• [TO BE DONE]: Pick out every line with the word "true" and copy it.

═════ INPUT ═════

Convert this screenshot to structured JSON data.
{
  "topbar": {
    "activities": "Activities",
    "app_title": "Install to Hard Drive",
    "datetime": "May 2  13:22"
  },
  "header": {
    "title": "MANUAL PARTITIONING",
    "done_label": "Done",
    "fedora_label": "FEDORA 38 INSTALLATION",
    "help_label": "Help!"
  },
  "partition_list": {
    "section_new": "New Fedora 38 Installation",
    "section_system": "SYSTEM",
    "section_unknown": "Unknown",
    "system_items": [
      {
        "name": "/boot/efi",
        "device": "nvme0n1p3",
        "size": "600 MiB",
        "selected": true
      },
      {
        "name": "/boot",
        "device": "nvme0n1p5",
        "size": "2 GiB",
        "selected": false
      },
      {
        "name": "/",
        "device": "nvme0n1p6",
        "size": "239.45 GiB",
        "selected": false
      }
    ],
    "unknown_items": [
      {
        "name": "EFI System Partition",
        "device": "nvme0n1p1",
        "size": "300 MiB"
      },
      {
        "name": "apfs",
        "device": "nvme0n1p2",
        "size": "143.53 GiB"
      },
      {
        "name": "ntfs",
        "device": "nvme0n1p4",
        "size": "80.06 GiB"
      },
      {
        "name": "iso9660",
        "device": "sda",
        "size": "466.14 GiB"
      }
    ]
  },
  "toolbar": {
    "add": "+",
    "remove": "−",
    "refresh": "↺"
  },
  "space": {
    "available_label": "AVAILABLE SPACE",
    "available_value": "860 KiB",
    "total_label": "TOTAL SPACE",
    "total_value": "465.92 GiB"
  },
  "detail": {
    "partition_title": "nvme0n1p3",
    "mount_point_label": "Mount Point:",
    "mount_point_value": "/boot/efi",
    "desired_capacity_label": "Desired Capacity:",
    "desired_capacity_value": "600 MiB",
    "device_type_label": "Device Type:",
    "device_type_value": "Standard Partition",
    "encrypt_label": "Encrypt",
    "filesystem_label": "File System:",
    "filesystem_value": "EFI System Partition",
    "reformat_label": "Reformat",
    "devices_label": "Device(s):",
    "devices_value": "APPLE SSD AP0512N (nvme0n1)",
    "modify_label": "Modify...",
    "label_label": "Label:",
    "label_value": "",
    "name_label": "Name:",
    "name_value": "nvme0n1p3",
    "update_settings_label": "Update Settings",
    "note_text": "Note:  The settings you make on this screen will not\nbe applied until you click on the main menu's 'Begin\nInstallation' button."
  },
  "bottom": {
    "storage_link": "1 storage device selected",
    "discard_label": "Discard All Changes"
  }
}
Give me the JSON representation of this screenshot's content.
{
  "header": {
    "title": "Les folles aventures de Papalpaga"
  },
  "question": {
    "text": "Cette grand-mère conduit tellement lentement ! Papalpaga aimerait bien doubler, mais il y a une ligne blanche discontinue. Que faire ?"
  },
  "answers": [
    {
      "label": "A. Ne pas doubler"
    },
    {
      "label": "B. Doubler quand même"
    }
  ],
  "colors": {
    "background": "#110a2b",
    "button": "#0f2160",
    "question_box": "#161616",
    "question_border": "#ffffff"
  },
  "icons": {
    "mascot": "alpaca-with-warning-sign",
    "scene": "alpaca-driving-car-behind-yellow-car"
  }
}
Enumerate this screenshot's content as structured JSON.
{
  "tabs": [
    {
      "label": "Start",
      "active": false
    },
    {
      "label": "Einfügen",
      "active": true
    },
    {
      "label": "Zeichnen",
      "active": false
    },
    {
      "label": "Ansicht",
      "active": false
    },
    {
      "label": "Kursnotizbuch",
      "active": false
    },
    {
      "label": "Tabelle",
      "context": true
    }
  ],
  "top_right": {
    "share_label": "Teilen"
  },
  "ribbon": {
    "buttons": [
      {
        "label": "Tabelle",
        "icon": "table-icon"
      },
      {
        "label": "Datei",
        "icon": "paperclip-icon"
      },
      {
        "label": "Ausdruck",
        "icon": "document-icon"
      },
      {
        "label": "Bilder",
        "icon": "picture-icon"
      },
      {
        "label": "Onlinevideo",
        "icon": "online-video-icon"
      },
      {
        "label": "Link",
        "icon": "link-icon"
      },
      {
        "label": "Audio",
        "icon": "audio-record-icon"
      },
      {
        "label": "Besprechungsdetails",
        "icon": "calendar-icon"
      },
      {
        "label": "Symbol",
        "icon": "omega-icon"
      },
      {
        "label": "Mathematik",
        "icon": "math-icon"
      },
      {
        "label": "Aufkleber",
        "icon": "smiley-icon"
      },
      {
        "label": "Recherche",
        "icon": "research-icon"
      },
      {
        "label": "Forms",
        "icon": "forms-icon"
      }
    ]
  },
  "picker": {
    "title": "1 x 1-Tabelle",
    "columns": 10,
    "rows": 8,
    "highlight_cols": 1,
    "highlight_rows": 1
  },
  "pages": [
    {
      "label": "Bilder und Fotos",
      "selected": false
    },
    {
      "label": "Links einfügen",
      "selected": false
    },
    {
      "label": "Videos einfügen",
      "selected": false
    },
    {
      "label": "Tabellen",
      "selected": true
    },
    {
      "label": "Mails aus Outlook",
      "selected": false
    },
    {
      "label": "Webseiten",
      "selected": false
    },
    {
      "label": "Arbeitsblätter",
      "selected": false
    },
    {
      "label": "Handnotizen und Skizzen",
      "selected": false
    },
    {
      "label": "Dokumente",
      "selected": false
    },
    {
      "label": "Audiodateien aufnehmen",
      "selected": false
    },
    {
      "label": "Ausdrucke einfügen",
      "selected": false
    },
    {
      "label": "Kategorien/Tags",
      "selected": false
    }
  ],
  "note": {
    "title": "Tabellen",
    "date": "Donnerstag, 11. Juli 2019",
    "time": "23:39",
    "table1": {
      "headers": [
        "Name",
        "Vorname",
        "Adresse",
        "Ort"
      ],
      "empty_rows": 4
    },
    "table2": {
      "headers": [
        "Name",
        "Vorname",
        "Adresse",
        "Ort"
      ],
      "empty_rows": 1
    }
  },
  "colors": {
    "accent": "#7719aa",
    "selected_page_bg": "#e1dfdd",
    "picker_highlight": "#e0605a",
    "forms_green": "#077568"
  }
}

═════

• [EXERCISE OUTPUT]:
        "selected": true
      "active": true
      "context": true
      "selected": true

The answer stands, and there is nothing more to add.